Stated goal = Look for the string "organisationnelles" in the lines and copy each line that has it.

Supplied material =

══════════════════════════════

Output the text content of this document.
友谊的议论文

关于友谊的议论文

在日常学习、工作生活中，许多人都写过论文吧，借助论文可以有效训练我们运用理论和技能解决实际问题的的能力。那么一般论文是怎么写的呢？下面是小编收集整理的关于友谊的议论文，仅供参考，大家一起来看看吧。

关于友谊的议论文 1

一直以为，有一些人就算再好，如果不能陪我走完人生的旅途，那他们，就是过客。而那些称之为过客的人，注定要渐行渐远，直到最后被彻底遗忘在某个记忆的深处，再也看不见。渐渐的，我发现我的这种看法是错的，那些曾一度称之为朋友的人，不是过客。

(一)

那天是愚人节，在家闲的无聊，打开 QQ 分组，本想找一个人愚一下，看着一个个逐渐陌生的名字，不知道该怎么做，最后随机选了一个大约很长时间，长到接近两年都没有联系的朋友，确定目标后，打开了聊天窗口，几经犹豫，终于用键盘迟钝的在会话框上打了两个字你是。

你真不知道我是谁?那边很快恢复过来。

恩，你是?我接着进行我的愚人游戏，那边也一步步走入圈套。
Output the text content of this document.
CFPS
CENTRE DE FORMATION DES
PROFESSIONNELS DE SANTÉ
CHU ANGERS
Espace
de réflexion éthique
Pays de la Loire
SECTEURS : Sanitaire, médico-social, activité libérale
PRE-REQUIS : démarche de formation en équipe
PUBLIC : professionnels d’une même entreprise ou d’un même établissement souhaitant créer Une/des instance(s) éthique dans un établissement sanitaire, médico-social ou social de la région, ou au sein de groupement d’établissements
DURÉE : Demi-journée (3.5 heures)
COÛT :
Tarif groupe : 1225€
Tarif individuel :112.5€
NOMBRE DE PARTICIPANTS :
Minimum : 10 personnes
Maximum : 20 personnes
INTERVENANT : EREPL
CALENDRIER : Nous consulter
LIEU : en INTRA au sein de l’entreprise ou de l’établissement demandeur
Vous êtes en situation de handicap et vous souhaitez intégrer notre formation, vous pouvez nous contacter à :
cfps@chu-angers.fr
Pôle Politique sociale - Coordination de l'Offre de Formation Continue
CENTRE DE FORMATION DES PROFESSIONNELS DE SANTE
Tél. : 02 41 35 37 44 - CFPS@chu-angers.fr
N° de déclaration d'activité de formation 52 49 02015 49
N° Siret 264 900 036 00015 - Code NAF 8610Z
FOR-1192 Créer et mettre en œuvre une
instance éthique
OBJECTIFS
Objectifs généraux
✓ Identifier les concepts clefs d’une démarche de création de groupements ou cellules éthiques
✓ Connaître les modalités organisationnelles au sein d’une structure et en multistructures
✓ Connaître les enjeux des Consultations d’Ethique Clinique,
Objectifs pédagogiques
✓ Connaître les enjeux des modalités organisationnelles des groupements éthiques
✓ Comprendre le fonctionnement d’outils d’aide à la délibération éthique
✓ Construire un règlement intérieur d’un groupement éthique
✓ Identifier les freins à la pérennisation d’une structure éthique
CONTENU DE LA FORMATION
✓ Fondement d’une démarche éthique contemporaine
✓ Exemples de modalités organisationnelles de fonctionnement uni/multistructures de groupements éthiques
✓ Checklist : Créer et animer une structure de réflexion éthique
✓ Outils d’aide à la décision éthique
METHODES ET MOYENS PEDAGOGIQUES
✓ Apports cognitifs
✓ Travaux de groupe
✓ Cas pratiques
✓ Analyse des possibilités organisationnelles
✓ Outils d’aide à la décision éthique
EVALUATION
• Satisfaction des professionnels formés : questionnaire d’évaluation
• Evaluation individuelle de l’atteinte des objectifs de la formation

══════════════════════════════

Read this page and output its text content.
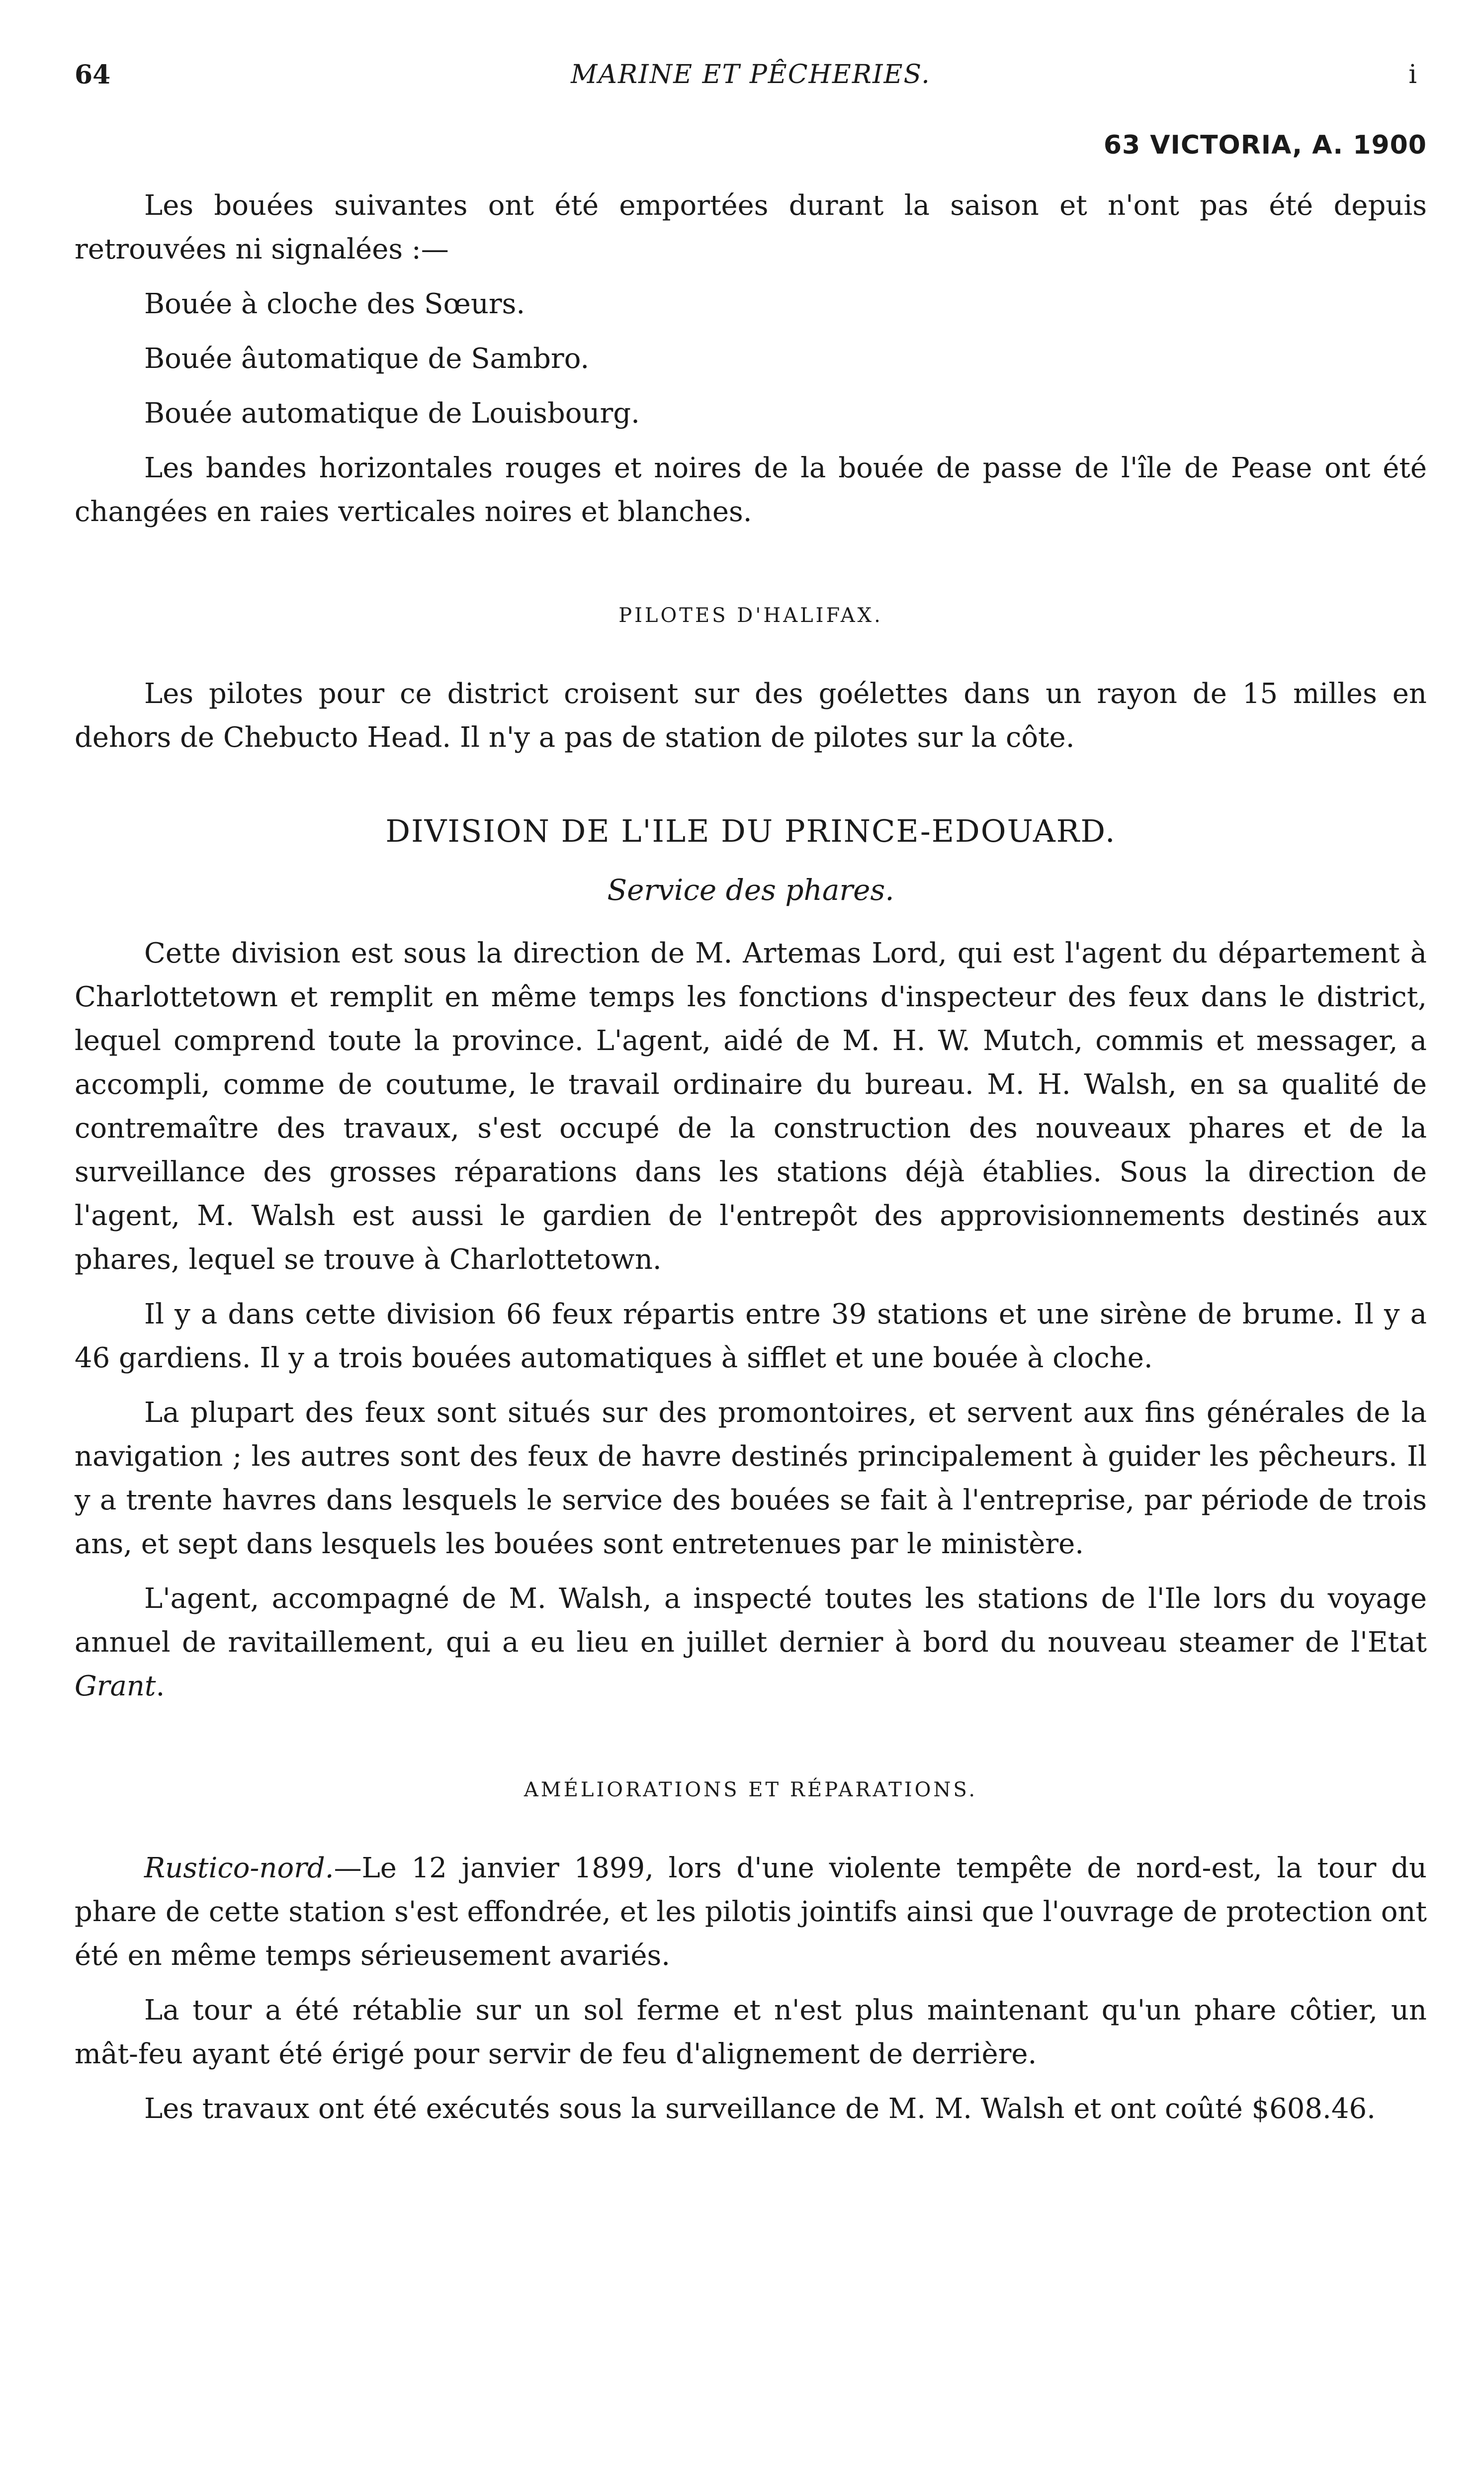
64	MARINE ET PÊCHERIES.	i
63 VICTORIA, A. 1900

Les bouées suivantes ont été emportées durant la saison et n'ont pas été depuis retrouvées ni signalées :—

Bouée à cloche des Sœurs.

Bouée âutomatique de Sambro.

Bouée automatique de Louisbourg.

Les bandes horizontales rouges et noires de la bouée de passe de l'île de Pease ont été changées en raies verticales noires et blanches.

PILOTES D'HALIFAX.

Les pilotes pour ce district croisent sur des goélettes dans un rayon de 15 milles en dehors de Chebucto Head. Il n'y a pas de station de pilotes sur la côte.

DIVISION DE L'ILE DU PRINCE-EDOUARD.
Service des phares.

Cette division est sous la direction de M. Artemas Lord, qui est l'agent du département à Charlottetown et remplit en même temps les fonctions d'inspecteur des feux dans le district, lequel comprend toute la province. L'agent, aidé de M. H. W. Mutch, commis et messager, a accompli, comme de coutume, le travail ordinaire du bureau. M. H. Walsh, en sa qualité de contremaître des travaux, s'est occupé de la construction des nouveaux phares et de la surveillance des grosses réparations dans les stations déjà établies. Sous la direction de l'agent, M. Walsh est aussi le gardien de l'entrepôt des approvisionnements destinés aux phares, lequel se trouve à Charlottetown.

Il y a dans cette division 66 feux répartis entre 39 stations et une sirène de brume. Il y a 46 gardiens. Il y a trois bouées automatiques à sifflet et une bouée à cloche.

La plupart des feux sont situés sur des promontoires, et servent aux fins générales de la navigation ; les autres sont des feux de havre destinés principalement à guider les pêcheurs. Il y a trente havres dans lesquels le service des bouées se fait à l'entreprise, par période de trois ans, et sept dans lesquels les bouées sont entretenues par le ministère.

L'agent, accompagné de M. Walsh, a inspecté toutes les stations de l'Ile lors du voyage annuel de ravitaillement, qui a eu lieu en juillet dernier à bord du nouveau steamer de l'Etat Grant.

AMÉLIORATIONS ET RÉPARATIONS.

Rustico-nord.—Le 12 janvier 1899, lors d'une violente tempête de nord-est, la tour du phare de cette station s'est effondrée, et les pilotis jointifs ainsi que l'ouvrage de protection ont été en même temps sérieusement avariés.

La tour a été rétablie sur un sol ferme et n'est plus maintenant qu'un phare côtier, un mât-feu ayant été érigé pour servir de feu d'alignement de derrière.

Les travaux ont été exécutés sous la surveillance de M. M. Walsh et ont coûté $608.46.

══════════════════════════════

Worked solution =
✓ Connaître les modalités organisationnelles au sein d’une structure et en multistructures
✓ Connaître les enjeux des modalités organisationnelles des groupements éthiques
✓ Exemples de modalités organisationnelles de fonctionnement uni/multistructures de groupements éthiques
✓ Analyse des possibilités organisationnelles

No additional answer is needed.